_GIVEN EXERCISE_
List the lines of this listing that hold the word "personnalisé".

_MATERIAL FOR THIS TASK_
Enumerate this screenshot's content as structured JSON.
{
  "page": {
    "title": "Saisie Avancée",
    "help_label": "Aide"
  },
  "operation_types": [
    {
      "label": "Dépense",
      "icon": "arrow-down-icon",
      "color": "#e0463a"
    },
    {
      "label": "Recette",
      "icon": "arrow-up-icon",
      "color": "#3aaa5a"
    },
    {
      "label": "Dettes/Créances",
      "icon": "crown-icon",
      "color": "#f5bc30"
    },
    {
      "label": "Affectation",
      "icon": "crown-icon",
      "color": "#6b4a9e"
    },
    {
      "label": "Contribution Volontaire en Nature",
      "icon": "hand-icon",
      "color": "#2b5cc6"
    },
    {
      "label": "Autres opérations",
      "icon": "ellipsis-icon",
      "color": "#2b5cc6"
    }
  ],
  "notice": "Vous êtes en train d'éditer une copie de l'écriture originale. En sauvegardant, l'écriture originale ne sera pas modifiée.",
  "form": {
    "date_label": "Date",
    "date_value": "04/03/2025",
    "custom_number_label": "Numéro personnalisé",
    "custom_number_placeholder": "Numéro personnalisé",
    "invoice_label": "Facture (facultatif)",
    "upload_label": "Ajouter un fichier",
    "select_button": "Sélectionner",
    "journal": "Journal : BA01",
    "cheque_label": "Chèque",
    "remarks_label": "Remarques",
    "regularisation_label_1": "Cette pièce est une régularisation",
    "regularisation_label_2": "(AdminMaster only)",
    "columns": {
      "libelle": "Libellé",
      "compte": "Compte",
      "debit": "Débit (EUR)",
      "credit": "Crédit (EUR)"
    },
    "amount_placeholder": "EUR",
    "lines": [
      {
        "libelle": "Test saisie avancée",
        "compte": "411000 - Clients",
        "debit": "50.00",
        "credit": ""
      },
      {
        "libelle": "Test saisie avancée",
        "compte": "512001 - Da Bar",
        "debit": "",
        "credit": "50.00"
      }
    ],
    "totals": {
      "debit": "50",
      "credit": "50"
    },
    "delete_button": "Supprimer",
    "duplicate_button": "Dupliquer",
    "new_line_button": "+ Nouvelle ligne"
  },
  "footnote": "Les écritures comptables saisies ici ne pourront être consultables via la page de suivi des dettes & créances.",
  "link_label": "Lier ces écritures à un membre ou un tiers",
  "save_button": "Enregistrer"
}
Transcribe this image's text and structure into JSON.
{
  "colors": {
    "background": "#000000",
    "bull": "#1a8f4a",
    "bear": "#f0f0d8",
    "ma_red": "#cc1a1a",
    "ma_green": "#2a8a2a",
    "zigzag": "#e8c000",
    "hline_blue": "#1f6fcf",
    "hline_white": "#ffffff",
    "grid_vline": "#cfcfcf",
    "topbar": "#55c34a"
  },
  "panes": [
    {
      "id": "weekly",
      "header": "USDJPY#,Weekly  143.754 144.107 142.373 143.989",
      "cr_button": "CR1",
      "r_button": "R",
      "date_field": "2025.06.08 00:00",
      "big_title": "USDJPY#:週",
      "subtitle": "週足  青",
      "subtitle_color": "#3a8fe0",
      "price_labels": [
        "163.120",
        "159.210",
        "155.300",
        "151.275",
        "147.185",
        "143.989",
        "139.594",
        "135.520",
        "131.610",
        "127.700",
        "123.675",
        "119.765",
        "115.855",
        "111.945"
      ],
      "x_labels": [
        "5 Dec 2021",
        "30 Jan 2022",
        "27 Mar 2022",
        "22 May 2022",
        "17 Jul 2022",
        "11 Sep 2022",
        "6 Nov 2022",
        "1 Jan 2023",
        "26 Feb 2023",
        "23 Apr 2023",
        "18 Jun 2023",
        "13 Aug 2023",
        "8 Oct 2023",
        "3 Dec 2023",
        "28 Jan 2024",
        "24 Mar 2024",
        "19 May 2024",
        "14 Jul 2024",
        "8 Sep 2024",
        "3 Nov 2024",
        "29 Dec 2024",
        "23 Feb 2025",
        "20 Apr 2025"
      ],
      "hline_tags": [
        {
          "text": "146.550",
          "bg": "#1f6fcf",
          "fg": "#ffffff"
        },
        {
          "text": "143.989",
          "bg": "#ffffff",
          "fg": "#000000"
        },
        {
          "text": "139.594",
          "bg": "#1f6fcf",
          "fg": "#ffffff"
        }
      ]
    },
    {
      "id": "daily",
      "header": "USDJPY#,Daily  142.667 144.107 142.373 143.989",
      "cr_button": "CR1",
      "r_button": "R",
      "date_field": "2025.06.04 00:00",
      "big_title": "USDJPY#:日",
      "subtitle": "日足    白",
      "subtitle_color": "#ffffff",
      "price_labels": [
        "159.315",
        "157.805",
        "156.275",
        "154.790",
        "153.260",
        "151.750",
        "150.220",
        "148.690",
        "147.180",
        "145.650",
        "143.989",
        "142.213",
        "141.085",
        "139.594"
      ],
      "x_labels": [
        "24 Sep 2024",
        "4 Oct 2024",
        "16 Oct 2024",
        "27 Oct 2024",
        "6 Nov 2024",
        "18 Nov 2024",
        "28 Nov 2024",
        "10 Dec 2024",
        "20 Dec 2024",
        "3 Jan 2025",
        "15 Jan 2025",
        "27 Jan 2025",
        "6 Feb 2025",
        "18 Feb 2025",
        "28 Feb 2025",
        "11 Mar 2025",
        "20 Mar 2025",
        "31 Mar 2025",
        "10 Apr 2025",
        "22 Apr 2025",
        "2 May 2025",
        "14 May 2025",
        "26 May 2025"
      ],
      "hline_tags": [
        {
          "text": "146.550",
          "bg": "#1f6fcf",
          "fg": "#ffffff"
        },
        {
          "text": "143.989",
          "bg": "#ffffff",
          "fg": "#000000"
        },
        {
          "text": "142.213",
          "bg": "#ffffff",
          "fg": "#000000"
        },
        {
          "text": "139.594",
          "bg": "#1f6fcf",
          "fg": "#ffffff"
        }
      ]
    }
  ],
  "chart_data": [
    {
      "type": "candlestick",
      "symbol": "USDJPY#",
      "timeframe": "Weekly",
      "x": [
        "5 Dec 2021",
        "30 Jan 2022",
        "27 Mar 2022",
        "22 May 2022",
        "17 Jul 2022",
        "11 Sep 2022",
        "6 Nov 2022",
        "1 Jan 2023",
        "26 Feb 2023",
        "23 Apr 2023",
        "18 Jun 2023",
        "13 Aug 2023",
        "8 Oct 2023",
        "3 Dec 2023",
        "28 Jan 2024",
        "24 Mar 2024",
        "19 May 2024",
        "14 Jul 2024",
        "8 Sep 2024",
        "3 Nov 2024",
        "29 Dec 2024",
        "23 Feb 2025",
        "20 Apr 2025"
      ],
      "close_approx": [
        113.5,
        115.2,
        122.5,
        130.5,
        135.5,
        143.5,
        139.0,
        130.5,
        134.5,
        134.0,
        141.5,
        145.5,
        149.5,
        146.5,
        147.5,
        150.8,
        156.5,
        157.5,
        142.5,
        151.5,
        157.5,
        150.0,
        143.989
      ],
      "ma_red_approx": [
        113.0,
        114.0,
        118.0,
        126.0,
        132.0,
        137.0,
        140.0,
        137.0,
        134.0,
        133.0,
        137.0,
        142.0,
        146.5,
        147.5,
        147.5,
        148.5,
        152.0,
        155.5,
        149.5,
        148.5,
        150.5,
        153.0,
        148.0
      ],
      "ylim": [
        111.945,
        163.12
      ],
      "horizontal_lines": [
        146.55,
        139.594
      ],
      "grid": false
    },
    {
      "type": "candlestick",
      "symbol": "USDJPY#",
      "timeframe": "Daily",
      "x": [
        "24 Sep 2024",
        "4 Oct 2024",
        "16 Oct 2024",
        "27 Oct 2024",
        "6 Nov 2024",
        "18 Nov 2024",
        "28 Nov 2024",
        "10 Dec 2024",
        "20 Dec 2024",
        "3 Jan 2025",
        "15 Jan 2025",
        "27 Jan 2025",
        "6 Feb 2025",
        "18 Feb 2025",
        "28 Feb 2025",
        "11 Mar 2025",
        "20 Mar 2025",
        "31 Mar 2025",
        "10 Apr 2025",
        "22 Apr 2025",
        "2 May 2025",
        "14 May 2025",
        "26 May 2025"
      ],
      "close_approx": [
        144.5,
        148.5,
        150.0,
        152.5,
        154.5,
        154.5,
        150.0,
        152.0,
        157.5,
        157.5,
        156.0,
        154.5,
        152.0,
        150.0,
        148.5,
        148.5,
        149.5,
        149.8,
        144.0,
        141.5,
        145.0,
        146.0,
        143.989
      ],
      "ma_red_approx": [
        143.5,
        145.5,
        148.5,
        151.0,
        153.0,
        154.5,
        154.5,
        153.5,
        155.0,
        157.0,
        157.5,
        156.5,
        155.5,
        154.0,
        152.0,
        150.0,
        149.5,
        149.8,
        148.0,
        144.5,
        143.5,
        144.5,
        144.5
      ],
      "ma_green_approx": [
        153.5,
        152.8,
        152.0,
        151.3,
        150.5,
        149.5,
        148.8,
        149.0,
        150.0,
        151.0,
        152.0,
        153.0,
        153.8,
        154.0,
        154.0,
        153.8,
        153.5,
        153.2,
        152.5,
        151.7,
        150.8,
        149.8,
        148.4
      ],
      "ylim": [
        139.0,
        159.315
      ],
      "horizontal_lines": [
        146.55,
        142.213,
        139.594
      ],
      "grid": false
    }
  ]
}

_WRITTEN SOLUTION_
    "custom_number_label": "Numéro personnalisé",
    "custom_number_placeholder": "Numéro personnalisé",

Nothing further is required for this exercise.